## START

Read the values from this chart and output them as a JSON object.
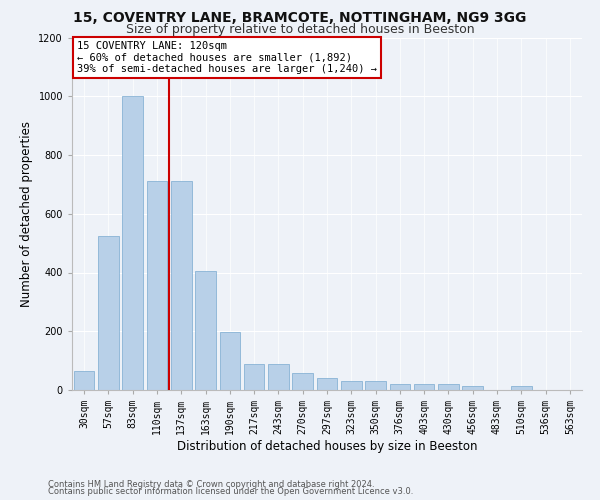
{
  "title1": "15, COVENTRY LANE, BRAMCOTE, NOTTINGHAM, NG9 3GG",
  "title2": "Size of property relative to detached houses in Beeston",
  "xlabel": "Distribution of detached houses by size in Beeston",
  "ylabel": "Number of detached properties",
  "categories": [
    "30sqm",
    "57sqm",
    "83sqm",
    "110sqm",
    "137sqm",
    "163sqm",
    "190sqm",
    "217sqm",
    "243sqm",
    "270sqm",
    "297sqm",
    "323sqm",
    "350sqm",
    "376sqm",
    "403sqm",
    "430sqm",
    "456sqm",
    "483sqm",
    "510sqm",
    "536sqm",
    "563sqm"
  ],
  "values": [
    65,
    525,
    1000,
    710,
    710,
    405,
    198,
    90,
    90,
    57,
    40,
    32,
    32,
    20,
    20,
    20,
    12,
    0,
    12,
    0,
    0
  ],
  "bar_color": "#b8d0e8",
  "bar_edge_color": "#7aaad0",
  "vline_color": "#cc0000",
  "vline_x_index": 3,
  "annotation_line1": "15 COVENTRY LANE: 120sqm",
  "annotation_line2": "← 60% of detached houses are smaller (1,892)",
  "annotation_line3": "39% of semi-detached houses are larger (1,240) →",
  "annotation_box_color": "#ffffff",
  "annotation_box_edge_color": "#cc0000",
  "ylim": [
    0,
    1200
  ],
  "yticks": [
    0,
    200,
    400,
    600,
    800,
    1000,
    1200
  ],
  "footer1": "Contains HM Land Registry data © Crown copyright and database right 2024.",
  "footer2": "Contains public sector information licensed under the Open Government Licence v3.0.",
  "bg_color": "#eef2f8",
  "plot_bg_color": "#eef2f8",
  "title1_fontsize": 10,
  "title2_fontsize": 9,
  "tick_fontsize": 7,
  "ylabel_fontsize": 8.5,
  "xlabel_fontsize": 8.5,
  "footer_fontsize": 6,
  "annotation_fontsize": 7.5
}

## END

AIM: Identify which lines contain the word "houses" and copy each one.

ANSWER TO THE PROBLEM:
  "title2": "Size of property relative to detached houses in Beeston",
  "xlabel": "Distribution of detached houses by size in Beeston",
  "annotation_line2": "← 60% of detached houses are smaller (1,892)",
  "annotation_line3": "39% of semi-detached houses are larger (1,240) →",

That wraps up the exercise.